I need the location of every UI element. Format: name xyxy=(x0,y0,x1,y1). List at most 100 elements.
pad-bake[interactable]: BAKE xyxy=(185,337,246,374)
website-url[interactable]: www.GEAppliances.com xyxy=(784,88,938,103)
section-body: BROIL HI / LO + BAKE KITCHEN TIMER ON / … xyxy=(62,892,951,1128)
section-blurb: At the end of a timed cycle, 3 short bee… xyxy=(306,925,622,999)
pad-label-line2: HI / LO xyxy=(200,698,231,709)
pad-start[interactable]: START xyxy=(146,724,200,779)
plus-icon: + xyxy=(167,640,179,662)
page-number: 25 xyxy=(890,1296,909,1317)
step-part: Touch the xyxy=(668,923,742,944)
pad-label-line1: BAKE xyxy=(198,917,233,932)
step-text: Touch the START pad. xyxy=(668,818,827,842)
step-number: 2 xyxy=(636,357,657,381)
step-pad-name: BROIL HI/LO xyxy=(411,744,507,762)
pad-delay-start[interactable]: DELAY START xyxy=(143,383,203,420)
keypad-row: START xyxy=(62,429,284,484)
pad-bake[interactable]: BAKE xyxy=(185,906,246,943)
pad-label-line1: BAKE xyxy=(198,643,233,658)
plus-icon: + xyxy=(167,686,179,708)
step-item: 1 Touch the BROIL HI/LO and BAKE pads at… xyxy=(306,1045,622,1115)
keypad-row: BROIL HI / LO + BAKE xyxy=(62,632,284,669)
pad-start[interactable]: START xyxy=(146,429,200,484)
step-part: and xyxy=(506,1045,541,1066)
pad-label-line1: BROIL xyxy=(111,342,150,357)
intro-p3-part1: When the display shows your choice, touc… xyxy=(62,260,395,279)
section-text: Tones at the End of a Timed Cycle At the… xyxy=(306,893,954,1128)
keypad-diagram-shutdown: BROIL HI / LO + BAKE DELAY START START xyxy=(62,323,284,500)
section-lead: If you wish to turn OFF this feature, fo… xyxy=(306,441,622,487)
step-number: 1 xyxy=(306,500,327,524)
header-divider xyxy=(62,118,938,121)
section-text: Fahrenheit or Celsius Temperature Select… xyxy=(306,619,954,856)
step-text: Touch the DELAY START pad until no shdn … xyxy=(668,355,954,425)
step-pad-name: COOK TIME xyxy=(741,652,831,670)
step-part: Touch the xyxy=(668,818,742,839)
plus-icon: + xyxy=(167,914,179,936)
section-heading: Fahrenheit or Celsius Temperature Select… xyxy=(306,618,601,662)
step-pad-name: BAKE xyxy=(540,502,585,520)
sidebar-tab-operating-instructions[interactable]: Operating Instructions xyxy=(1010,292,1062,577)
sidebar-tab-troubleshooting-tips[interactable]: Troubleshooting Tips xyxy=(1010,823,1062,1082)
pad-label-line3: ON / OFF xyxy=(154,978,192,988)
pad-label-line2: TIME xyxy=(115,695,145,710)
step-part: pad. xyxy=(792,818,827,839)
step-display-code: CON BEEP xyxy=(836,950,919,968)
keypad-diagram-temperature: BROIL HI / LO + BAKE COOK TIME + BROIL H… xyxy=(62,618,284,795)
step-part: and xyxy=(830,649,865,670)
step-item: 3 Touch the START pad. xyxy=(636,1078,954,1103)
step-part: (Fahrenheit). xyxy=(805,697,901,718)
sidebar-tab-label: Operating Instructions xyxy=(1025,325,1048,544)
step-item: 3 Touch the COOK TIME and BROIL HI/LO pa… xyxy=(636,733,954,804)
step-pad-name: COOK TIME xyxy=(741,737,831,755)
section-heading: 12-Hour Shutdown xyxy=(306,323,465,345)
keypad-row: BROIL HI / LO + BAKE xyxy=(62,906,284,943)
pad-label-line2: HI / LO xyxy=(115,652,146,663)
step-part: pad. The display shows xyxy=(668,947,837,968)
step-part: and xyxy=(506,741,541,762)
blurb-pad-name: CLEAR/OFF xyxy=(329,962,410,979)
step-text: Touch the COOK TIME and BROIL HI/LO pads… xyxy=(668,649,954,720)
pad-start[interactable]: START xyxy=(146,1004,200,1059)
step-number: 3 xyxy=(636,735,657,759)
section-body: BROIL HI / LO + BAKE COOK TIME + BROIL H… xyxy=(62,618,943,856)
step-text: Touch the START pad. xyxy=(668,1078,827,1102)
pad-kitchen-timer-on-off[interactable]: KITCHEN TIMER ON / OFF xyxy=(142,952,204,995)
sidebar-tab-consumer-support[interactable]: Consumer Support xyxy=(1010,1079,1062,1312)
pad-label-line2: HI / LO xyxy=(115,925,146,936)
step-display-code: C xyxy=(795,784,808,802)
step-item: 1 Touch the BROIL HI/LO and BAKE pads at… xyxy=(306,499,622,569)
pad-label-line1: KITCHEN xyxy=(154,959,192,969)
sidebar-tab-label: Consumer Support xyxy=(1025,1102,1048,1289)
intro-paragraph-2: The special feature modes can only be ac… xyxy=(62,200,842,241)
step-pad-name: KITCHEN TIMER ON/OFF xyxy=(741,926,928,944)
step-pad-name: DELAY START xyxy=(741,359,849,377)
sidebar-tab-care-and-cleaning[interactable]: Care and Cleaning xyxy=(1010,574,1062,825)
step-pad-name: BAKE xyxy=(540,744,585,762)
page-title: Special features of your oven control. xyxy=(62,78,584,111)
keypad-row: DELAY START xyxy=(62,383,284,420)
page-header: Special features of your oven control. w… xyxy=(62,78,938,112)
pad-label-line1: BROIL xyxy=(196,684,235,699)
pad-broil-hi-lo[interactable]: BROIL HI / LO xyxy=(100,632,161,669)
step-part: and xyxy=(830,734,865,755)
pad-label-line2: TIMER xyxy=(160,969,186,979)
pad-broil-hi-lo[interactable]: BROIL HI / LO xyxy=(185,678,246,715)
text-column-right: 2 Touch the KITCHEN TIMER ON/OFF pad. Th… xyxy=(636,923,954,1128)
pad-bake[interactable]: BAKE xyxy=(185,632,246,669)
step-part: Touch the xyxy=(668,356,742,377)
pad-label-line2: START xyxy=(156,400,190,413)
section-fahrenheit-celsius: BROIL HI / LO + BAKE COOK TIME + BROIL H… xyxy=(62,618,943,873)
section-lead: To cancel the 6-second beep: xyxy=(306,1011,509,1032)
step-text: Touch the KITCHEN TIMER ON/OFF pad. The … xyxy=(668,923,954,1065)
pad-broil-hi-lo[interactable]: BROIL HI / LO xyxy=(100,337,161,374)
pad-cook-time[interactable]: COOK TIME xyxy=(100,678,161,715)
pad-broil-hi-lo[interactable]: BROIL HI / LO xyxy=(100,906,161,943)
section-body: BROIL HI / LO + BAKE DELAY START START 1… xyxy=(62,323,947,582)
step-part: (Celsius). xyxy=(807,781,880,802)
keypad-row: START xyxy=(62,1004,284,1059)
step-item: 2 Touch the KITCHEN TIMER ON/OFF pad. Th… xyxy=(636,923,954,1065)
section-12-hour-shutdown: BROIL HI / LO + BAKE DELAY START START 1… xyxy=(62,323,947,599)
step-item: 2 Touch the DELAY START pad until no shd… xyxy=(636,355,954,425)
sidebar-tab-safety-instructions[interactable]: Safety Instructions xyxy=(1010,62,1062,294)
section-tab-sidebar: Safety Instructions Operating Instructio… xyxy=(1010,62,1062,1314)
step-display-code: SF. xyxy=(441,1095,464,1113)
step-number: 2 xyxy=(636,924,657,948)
--
Reproduce every line of the listing above verbatim, in the same order.

• [SOLVED PROBLEM]
I need the location of every UI element. Format: name xyxy=(x0,y0,x1,y1). List at most 100 elements.
pad-bake[interactable]: BAKE xyxy=(185,337,246,374)
website-url[interactable]: www.GEAppliances.com xyxy=(784,88,938,103)
section-body: BROIL HI / LO + BAKE KITCHEN TIMER ON / … xyxy=(62,892,951,1128)
section-blurb: At the end of a timed cycle, 3 short bee… xyxy=(306,925,622,999)
pad-label-line2: HI / LO xyxy=(200,698,231,709)
pad-start[interactable]: START xyxy=(146,724,200,779)
plus-icon: + xyxy=(167,640,179,662)
page-number: 25 xyxy=(890,1296,909,1317)
step-part: Touch the xyxy=(668,923,742,944)
pad-label-line1: BAKE xyxy=(198,917,233,932)
step-text: Touch the START pad. xyxy=(668,818,827,842)
step-number: 2 xyxy=(636,357,657,381)
step-pad-name: BROIL HI/LO xyxy=(411,744,507,762)
pad-delay-start[interactable]: DELAY START xyxy=(143,383,203,420)
keypad-row: START xyxy=(62,429,284,484)
pad-bake[interactable]: BAKE xyxy=(185,906,246,943)
pad-label-line1: BAKE xyxy=(198,643,233,658)
plus-icon: + xyxy=(167,686,179,708)
step-item: 1 Touch the BROIL HI/LO and BAKE pads at… xyxy=(306,1045,622,1115)
keypad-row: BROIL HI / LO + BAKE xyxy=(62,632,284,669)
pad-start[interactable]: START xyxy=(146,429,200,484)
step-part: and xyxy=(506,1045,541,1066)
pad-label-line1: BROIL xyxy=(111,342,150,357)
intro-p3-part1: When the display shows your choice, touc… xyxy=(62,260,395,279)
section-text: Tones at the End of a Timed Cycle At the… xyxy=(306,893,954,1128)
keypad-diagram-shutdown: BROIL HI / LO + BAKE DELAY START START xyxy=(62,323,284,500)
section-lead: If you wish to turn OFF this feature, fo… xyxy=(306,441,622,487)
step-number: 1 xyxy=(306,500,327,524)
header-divider xyxy=(62,118,938,121)
section-text: Fahrenheit or Celsius Temperature Select… xyxy=(306,619,954,856)
step-text: Touch the DELAY START pad until no shdn … xyxy=(668,355,954,425)
step-pad-name: COOK TIME xyxy=(741,652,831,670)
step-part: Touch the xyxy=(668,818,742,839)
plus-icon: + xyxy=(167,914,179,936)
section-heading: Fahrenheit or Celsius Temperature Select… xyxy=(306,618,601,662)
step-pad-name: BAKE xyxy=(540,502,585,520)
sidebar-tab-operating-instructions[interactable]: Operating Instructions xyxy=(1010,292,1062,577)
sidebar-tab-troubleshooting-tips[interactable]: Troubleshooting Tips xyxy=(1010,823,1062,1082)
pad-label-line3: ON / OFF xyxy=(154,978,192,988)
pad-label-line2: TIME xyxy=(115,695,145,710)
step-part: pad. xyxy=(792,818,827,839)
step-display-code: CON BEEP xyxy=(836,950,919,968)
keypad-diagram-temperature: BROIL HI / LO + BAKE COOK TIME + BROIL H… xyxy=(62,618,284,795)
step-part: and xyxy=(830,649,865,670)
step-item: 3 Touch the START pad. xyxy=(636,1078,954,1103)
step-part: (Fahrenheit). xyxy=(805,697,901,718)
sidebar-tab-label: Operating Instructions xyxy=(1025,325,1048,544)
step-item: 3 Touch the COOK TIME and BROIL HI/LO pa… xyxy=(636,733,954,804)
step-pad-name: COOK TIME xyxy=(741,737,831,755)
section-heading: 12-Hour Shutdown xyxy=(306,323,465,345)
keypad-row: BROIL HI / LO + BAKE xyxy=(62,906,284,943)
pad-label-line2: HI / LO xyxy=(115,652,146,663)
step-part: pad. The display shows xyxy=(668,947,837,968)
step-part: and xyxy=(506,741,541,762)
blurb-pad-name: CLEAR/OFF xyxy=(329,962,410,979)
step-text: Touch the COOK TIME and BROIL HI/LO pads… xyxy=(668,649,954,720)
pad-start[interactable]: START xyxy=(146,1004,200,1059)
step-number: 3 xyxy=(636,735,657,759)
section-body: BROIL HI / LO + BAKE COOK TIME + BROIL H… xyxy=(62,618,943,856)
step-text: Touch the START pad. xyxy=(668,1078,827,1102)
pad-kitchen-timer-on-off[interactable]: KITCHEN TIMER ON / OFF xyxy=(142,952,204,995)
sidebar-tab-consumer-support[interactable]: Consumer Support xyxy=(1010,1079,1062,1312)
pad-label-line2: HI / LO xyxy=(115,925,146,936)
step-display-code: C xyxy=(795,784,808,802)
step-item: 1 Touch the BROIL HI/LO and BAKE pads at… xyxy=(306,499,622,569)
pad-label-line1: KITCHEN xyxy=(154,959,192,969)
sidebar-tab-label: Consumer Support xyxy=(1025,1102,1048,1289)
intro-paragraph-2: The special feature modes can only be ac… xyxy=(62,200,842,241)
step-pad-name: KITCHEN TIMER ON/OFF xyxy=(741,926,928,944)
step-pad-name: DELAY START xyxy=(741,359,849,377)
sidebar-tab-care-and-cleaning[interactable]: Care and Cleaning xyxy=(1010,574,1062,825)
step-pad-name: BAKE xyxy=(540,744,585,762)
page-title: Special features of your oven control. xyxy=(62,78,584,111)
keypad-row: DELAY START xyxy=(62,383,284,420)
page-header: Special features of your oven control. w… xyxy=(62,78,938,112)
pad-label-line1: BROIL xyxy=(196,684,235,699)
pad-broil-hi-lo[interactable]: BROIL HI / LO xyxy=(100,632,161,669)
step-part: and xyxy=(830,734,865,755)
pad-label-line2: TIMER xyxy=(160,969,186,979)
pad-broil-hi-lo[interactable]: BROIL HI / LO xyxy=(185,678,246,715)
text-column-right: 2 Touch the KITCHEN TIMER ON/OFF pad. Th… xyxy=(636,923,954,1128)
pad-bake[interactable]: BAKE xyxy=(185,632,246,669)
step-part: Touch the xyxy=(668,356,742,377)
pad-label-line2: START xyxy=(156,400,190,413)
section-fahrenheit-celsius: BROIL HI / LO + BAKE COOK TIME + BROIL H… xyxy=(62,618,943,873)
section-lead: To cancel the 6-second beep: xyxy=(306,1011,509,1032)
step-text: Touch the KITCHEN TIMER ON/OFF pad. The … xyxy=(668,923,954,1065)
pad-broil-hi-lo[interactable]: BROIL HI / LO xyxy=(100,337,161,374)
pad-cook-time[interactable]: COOK TIME xyxy=(100,678,161,715)
pad-broil-hi-lo[interactable]: BROIL HI / LO xyxy=(100,906,161,943)
section-body: BROIL HI / LO + BAKE DELAY START START 1… xyxy=(62,323,947,582)
step-part: (Celsius). xyxy=(807,781,880,802)
keypad-row: START xyxy=(62,1004,284,1059)
step-item: 2 Touch the KITCHEN TIMER ON/OFF pad. Th… xyxy=(636,923,954,1065)
section-12-hour-shutdown: BROIL HI / LO + BAKE DELAY START START 1… xyxy=(62,323,947,599)
step-item: 2 Touch the DELAY START pad until no shd… xyxy=(636,355,954,425)
sidebar-tab-safety-instructions[interactable]: Safety Instructions xyxy=(1010,62,1062,294)
section-tab-sidebar: Safety Instructions Operating Instructio… xyxy=(1010,62,1062,1314)
step-display-code: SF. xyxy=(441,1095,464,1113)
step-number: 2 xyxy=(636,924,657,948)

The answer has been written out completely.